Task brief:
From the listing below, select every line where the word "Diluted" appears.

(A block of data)
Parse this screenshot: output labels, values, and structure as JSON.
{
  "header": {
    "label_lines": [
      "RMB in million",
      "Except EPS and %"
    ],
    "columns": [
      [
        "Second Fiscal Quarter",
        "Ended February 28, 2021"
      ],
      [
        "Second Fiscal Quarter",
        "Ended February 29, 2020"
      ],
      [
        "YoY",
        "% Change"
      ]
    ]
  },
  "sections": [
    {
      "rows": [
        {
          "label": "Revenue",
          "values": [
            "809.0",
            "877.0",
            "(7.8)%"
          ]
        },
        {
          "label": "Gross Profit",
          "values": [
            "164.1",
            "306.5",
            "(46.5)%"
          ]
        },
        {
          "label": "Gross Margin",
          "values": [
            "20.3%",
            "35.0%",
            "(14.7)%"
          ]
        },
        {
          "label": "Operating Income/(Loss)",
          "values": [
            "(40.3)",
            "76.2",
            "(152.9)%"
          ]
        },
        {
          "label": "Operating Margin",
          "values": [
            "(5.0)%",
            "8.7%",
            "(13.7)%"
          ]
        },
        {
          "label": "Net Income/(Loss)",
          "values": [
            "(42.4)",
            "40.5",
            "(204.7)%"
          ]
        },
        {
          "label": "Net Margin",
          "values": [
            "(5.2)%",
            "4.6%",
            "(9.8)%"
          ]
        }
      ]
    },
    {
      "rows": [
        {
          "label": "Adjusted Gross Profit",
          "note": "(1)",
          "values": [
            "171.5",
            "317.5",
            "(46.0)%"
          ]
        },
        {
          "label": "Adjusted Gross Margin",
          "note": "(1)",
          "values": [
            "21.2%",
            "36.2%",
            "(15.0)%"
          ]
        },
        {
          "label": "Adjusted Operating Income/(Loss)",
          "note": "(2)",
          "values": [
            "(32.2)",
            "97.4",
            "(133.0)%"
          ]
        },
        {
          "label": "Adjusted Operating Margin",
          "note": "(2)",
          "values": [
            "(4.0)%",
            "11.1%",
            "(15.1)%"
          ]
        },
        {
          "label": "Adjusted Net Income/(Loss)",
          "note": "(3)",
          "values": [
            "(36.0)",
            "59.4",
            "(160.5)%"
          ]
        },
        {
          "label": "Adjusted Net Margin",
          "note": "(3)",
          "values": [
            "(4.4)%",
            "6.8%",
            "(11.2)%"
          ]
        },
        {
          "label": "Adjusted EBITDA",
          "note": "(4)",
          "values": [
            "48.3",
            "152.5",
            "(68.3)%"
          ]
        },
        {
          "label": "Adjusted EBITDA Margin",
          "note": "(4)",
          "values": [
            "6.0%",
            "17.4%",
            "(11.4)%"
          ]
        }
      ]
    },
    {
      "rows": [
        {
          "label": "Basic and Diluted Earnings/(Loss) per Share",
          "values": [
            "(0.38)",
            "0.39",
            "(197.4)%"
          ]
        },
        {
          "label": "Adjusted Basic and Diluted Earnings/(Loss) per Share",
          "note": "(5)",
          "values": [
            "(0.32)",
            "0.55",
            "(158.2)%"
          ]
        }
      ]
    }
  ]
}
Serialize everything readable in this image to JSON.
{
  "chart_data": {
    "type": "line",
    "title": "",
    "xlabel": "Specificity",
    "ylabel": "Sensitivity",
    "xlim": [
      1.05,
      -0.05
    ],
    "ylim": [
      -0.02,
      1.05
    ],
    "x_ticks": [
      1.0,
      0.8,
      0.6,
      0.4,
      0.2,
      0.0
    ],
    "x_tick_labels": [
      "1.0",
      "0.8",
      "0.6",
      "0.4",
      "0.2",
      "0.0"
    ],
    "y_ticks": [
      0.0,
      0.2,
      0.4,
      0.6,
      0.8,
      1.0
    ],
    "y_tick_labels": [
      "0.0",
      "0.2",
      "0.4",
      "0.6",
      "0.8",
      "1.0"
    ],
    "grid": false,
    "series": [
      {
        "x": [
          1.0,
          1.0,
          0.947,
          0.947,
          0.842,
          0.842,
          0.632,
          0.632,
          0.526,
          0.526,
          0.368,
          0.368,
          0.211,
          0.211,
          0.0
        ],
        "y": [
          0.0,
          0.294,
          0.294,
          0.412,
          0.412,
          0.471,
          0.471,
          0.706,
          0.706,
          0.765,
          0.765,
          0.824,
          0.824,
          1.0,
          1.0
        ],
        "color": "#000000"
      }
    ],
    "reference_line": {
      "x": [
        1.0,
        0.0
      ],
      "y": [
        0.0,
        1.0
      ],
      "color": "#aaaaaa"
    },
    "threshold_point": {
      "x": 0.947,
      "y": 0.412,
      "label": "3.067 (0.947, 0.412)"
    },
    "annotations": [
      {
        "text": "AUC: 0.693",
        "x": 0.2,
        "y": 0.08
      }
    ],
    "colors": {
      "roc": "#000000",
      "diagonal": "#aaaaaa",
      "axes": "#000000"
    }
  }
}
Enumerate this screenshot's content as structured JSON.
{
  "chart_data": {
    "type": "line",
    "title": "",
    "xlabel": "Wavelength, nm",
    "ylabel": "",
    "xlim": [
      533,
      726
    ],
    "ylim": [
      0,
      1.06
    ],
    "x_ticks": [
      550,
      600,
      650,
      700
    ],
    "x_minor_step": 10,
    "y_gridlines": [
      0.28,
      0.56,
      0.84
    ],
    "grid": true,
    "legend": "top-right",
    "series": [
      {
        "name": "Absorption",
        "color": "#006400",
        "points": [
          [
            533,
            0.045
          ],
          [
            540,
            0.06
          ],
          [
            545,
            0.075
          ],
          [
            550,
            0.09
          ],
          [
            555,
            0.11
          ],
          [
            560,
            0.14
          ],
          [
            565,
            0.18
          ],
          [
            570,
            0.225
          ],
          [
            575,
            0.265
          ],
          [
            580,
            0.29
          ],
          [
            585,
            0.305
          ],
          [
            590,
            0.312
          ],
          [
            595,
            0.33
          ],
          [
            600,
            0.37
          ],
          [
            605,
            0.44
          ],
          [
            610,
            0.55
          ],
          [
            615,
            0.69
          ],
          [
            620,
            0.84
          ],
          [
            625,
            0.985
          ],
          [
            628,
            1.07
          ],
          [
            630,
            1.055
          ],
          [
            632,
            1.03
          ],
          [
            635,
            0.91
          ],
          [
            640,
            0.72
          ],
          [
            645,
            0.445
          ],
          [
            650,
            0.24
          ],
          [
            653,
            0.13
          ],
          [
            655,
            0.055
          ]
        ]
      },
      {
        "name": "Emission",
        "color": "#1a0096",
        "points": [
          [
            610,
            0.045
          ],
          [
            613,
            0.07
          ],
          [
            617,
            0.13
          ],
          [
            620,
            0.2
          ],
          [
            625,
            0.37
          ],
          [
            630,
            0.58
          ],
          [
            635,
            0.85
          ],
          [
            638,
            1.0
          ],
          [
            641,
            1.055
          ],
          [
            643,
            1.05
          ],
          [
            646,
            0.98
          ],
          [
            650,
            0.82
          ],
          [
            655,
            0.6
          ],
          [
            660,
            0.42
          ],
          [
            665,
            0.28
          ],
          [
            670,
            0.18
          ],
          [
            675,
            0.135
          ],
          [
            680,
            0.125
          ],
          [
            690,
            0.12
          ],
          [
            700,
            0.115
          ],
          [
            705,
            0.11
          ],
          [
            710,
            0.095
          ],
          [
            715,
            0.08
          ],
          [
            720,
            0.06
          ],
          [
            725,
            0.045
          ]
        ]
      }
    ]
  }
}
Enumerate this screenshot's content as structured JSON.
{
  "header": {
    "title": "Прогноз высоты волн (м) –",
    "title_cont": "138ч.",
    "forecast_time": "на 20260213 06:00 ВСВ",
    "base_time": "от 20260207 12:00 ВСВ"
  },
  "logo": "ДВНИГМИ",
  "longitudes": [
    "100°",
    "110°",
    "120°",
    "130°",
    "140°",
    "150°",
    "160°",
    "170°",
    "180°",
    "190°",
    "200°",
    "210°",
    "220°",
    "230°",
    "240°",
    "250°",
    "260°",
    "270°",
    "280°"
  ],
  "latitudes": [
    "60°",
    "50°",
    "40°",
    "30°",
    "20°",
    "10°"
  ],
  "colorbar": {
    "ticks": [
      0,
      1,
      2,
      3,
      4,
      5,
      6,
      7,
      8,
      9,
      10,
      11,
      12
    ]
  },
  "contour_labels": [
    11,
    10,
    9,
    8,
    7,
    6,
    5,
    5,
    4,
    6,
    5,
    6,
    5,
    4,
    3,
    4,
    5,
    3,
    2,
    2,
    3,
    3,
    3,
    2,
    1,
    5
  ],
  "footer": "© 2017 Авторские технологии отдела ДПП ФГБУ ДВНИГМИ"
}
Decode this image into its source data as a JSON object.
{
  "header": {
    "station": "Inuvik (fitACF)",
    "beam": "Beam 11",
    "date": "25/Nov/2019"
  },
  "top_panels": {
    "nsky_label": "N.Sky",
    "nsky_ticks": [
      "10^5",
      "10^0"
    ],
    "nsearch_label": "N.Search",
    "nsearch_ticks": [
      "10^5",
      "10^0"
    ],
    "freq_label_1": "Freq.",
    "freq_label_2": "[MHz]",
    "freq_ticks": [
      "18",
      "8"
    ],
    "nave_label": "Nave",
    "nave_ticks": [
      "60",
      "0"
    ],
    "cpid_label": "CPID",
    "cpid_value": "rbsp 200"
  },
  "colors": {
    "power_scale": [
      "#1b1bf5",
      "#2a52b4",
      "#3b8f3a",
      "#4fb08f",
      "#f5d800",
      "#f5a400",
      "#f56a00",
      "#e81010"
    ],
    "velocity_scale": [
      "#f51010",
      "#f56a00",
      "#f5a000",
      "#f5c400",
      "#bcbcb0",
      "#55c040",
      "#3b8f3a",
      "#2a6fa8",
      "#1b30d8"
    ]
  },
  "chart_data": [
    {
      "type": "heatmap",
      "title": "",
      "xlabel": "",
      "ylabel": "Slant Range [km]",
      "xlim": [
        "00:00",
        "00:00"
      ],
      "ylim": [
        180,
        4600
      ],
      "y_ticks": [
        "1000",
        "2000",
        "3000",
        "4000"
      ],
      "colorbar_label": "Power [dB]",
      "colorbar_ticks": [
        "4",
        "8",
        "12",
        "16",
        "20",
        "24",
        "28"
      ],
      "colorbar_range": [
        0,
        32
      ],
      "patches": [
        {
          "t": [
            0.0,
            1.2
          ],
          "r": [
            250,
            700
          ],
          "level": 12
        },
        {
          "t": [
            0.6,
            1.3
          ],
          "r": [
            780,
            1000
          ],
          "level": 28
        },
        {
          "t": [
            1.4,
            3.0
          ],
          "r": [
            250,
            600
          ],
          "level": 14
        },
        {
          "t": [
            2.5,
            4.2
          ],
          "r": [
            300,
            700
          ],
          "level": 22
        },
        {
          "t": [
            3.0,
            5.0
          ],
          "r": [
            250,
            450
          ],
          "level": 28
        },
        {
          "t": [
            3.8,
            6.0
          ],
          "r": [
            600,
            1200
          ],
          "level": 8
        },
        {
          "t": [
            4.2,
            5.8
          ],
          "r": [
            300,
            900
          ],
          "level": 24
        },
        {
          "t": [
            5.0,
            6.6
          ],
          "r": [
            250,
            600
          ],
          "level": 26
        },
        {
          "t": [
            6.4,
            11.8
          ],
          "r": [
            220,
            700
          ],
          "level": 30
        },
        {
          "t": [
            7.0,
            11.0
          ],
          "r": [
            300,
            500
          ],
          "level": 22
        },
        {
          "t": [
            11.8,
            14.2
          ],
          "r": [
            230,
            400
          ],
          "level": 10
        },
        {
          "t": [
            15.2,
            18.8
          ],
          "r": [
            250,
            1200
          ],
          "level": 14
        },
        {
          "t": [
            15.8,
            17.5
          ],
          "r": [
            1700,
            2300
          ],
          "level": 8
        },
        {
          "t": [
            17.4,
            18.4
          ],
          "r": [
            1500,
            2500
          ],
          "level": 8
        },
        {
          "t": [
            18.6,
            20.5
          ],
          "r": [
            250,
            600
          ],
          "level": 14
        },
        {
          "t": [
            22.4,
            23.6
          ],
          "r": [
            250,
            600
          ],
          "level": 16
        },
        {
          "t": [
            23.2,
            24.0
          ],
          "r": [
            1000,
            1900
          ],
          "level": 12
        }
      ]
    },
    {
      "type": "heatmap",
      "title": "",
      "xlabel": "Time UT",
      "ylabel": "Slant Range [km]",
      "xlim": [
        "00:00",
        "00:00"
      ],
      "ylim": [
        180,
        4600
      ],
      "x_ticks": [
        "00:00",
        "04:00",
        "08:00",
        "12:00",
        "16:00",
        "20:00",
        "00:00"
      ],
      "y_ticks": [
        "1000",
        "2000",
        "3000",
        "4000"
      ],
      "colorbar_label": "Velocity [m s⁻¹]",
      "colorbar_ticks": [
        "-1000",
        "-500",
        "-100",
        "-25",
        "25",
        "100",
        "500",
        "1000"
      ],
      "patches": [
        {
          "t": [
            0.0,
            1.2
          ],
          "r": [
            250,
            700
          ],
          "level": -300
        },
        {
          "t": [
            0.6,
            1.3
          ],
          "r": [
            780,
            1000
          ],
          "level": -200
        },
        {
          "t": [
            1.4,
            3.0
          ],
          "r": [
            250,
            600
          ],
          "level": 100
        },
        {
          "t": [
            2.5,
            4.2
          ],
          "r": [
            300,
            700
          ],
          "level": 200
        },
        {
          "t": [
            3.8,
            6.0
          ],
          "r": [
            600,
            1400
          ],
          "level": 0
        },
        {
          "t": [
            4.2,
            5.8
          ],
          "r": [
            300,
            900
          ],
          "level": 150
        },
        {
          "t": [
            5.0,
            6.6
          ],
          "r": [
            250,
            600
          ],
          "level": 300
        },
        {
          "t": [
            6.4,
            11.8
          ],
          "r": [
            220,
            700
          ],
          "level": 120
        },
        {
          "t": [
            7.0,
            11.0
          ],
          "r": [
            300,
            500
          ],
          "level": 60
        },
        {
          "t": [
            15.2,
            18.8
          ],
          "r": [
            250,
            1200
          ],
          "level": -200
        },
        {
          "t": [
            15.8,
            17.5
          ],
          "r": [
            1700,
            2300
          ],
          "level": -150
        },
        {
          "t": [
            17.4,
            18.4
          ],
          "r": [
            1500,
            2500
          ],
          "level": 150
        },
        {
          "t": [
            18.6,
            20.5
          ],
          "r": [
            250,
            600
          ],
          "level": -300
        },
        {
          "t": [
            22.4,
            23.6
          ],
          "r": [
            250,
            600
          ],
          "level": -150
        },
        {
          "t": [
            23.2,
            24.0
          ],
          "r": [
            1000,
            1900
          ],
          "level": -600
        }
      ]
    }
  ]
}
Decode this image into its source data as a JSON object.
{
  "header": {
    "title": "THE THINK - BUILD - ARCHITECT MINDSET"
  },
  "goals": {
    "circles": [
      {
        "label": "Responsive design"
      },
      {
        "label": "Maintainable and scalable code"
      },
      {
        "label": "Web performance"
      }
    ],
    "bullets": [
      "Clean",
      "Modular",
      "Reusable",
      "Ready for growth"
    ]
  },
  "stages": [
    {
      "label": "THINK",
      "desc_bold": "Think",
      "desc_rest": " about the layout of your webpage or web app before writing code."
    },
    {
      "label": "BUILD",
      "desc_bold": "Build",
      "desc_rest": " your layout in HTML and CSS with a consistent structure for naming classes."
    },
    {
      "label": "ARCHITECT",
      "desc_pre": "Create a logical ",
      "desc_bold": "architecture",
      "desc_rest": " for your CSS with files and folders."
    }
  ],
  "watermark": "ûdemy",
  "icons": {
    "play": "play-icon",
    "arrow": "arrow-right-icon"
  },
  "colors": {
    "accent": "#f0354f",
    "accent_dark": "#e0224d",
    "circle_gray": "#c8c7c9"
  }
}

Full answer:
          "label": "Basic and Diluted Earnings/(Loss) per Share",
          "label": "Adjusted Basic and Diluted Earnings/(Loss) per Share",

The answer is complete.